Data extracted from a collection
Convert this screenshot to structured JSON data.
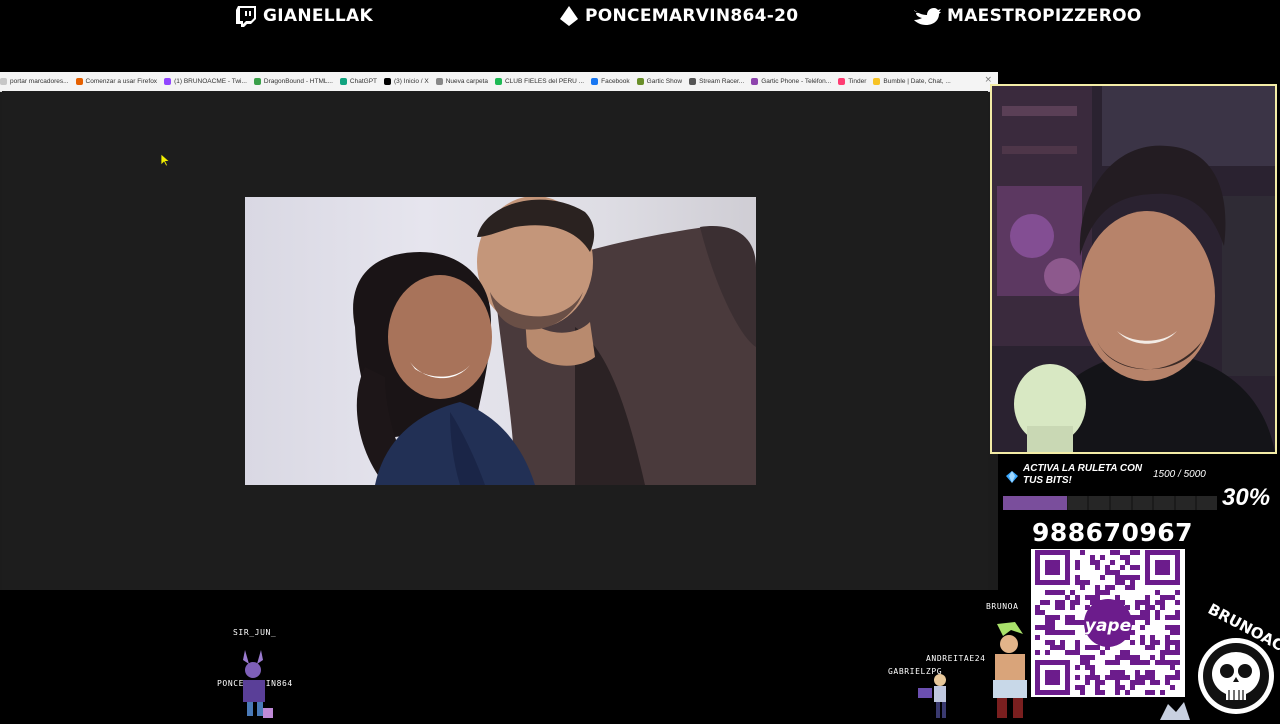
{
  "social": [
    {
      "icon": "twitch-icon",
      "handle": "GIANELLAK"
    },
    {
      "icon": "kick-icon",
      "handle": "PONCEMARVIN864-20"
    },
    {
      "icon": "twitter-bird-icon",
      "handle": "MAESTROPIZZEROO"
    }
  ],
  "browser": {
    "bookmarks": [
      {
        "label": "portar marcadores...",
        "color": "#c7c7c7"
      },
      {
        "label": "Comenzar a usar Firefox",
        "color": "#e66000"
      },
      {
        "label": "(1) BRUNOACME - Twi...",
        "color": "#9146ff"
      },
      {
        "label": "DragonBound - HTML...",
        "color": "#3aa04a"
      },
      {
        "label": "ChatGPT",
        "color": "#10a37f"
      },
      {
        "label": "(3) Inicio / X",
        "color": "#000000"
      },
      {
        "label": "Nueva carpeta",
        "color": "#888888"
      },
      {
        "label": "CLUB FIELES del PERU ...",
        "color": "#1db954"
      },
      {
        "label": "Facebook",
        "color": "#1877f2"
      },
      {
        "label": "Gartic Show",
        "color": "#6a8f2a"
      },
      {
        "label": "Stream Racer...",
        "color": "#555555"
      },
      {
        "label": "Gartic Phone - Teléfon...",
        "color": "#8e44ad"
      },
      {
        "label": "Tinder",
        "color": "#fe3c72"
      },
      {
        "label": "Bumble | Date, Chat, ...",
        "color": "#f7c325"
      }
    ],
    "close_glyph": "×"
  },
  "bits_goal": {
    "title": "ACTIVA LA RULETA CON TUS BITS!",
    "count": "1500 / 5000",
    "percent_label": "30%",
    "progress": 0.3,
    "accent": "#7a4e9c"
  },
  "yape": {
    "phone": "988670967",
    "brand": "yape",
    "color": "#6c1c8c"
  },
  "chat_users": [
    {
      "name": "SIR_JUN_"
    },
    {
      "name": "PONCEMARVIN864"
    },
    {
      "name": "BRUNOA"
    },
    {
      "name": "ANDREITAE24"
    },
    {
      "name": "GABRIELZPG"
    }
  ],
  "logo": {
    "text": "BRUNOACME"
  }
}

| Goal |
Search the entries for the word "BRUNOACME" and gather every line where it appears.

| Finished exercise |
        "label": "(1) BRUNOACME - Twi...",
    "text": "BRUNOACME"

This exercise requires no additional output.